This narrative is about my mother, Donna Rae Pearson, age 57, and her aneurysm experience. My mother was a healthy, active, vibrant, loving and funny, woman at the time of her surgery. She has three children - Danny age 40, Christine (deceased at age 29 in 1988) and myself age 32. My mother also has/is raising my sister's children Ryan and Aubrey, ages 18 and 16 respectively. My mother is by far the strongest woman I have ever encountered. She is my best friend and it is with much love and pain that I wrote this narrative.
I had been visiting from California during Thanksgiving week 1997. While I was there my mom complained of a headache all week, but she attributed it to sinus problems (which she has had for years). The day before I was to go home she was fairly lethargic and only wanted to nap all day. This was somewhat unlike her since I was in town she would usually want to visit with me the whole time. As we were retiring for the evening she came to me and complained of the "worst headache" she ever had. She also stated that the right side of her head was numb. I tried to get her to go to the emergency room, but she declined stating she did not want to ruin my vacation. She promised that if the pain persisted she would go to the emergency room the next morning.

= = = = =

Required actions >>
(1) Summarize the aneurysm narrative in two sentences.
(2) Write the next part of the aneurysm narrative, picking up after its last sentence.

= = = = =

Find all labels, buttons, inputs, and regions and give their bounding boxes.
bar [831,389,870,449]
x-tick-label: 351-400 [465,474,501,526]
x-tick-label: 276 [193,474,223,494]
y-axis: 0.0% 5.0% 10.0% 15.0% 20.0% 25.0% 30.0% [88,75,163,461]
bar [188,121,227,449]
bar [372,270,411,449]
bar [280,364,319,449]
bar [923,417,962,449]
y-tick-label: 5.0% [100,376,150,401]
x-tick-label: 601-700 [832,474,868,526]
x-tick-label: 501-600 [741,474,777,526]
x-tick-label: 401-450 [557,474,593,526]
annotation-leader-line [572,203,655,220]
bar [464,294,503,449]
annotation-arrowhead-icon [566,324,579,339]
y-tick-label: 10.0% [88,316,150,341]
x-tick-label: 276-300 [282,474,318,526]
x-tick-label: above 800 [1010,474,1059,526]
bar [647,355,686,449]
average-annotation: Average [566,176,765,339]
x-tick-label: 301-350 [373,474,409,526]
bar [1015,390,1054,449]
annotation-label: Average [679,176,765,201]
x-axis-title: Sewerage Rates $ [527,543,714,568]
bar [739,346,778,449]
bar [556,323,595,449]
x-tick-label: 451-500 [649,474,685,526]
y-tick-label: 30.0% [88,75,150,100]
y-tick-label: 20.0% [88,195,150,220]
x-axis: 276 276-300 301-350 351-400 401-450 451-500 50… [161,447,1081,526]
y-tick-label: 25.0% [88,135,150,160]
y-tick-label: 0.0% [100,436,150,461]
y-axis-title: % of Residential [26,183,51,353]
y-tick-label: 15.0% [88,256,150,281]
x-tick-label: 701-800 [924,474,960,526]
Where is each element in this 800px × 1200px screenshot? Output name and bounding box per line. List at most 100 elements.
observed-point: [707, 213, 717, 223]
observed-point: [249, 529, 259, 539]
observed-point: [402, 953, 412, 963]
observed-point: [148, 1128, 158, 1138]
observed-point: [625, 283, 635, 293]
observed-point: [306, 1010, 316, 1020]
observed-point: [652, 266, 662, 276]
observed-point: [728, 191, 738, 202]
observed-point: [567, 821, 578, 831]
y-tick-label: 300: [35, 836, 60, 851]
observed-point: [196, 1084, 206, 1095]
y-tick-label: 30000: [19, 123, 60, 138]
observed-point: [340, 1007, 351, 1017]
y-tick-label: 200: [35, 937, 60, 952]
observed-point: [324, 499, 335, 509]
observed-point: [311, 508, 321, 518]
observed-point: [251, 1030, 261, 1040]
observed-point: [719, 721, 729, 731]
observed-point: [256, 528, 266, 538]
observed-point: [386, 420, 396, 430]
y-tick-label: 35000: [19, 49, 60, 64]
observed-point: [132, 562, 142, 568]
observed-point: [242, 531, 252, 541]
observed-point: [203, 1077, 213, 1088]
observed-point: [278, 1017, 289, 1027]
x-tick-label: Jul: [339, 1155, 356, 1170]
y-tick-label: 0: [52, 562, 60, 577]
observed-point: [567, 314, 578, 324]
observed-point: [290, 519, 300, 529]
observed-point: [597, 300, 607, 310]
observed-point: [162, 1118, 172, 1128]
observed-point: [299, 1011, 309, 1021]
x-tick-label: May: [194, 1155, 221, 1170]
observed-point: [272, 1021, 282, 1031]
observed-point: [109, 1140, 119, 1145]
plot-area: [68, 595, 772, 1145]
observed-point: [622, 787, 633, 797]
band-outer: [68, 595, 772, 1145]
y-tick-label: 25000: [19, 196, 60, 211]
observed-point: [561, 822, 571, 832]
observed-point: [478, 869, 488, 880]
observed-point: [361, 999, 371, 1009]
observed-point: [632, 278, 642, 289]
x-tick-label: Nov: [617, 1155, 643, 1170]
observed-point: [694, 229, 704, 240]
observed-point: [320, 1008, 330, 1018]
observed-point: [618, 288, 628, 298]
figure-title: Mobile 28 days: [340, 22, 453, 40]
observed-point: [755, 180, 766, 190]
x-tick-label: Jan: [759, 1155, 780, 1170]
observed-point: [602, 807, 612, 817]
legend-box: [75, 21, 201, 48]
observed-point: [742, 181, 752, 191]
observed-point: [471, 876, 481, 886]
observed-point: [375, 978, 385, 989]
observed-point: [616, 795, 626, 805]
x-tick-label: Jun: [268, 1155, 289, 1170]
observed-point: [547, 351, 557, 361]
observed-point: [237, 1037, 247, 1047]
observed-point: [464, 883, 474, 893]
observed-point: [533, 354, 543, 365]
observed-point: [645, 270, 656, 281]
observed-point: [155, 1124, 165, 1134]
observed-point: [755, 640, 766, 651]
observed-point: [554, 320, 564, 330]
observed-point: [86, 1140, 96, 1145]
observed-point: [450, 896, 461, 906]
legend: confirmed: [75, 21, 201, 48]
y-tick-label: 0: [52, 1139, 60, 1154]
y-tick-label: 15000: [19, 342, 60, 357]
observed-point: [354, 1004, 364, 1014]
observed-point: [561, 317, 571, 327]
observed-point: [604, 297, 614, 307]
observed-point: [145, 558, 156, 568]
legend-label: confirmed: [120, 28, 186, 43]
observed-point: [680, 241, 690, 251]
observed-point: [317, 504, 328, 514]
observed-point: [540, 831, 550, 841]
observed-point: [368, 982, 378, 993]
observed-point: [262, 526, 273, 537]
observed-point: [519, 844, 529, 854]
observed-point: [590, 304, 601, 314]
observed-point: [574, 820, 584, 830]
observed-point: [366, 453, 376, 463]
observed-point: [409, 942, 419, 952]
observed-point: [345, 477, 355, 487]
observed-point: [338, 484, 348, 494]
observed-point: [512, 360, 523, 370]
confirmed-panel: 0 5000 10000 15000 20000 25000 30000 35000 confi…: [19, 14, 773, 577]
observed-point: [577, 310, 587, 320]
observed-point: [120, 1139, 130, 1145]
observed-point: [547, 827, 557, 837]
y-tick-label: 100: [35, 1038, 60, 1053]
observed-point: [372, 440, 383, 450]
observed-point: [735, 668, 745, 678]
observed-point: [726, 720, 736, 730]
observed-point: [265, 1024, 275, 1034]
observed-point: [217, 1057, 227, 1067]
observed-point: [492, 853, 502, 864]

= = = = =

Numbered answers >>
(1) The writer introduces their mother, Donna Rae Pearson, a healthy, active 57-year-old raising her grandchildren Ryan and Aubrey, as the strongest woman they know and their best friend, and says the narrative is about her aneurysm experience. During the writer's Thanksgiving 1997 visit, she had a headache all week and became lethargic, then reported the worst headache she ever had and numbness on the right side of her head, but she declined to go to the emergency room and promised to go the next morning if the pain persisted.

(2)
When I got home after the flight from Illinois I phone my mother. By that time she had been to the emergency room and had a CAT scan where they discovered that she had a giant aneurysm on her right carotid artery that was pressing against her optic nerve. The wanted to admit her immediately, but she was not ready - she needed time to absorb what the implications were of such an illness. At the time I knew nothing about aneurysms, but I was terrified and so was she.
As an immediate form of treatment they put her on double-to-triple dosages of high blood pressure medicine and scheduled her for an angiogram. She took many, many tests in the next couple of weeks after the initial finding and it was determined that due to the size, location, etc, they would have to use hypothermia while doing the operation. This meant my mother would be clinically dead during part of the operation. It was scheduled, then rescheduled, and then rescheduled finally for January 30, 1998.
I am fortunate in that I work in a hospital and was surrounding by doctors that could answer, albeit as best as they could, questions. They warned me of the chance that she could "stroke out" or worse yet die during the operation. However, if things went well they said that I could see her home within ten days. One doctor where I work was even kind enough to contact the neurosurgeon in Illinois when he would not answer my calls. Also, the doctors I worked with "warned" me not too expect too much of a bedside manner with the neurosurgeon - believe me, this tiny, tiny bit of information went a long way.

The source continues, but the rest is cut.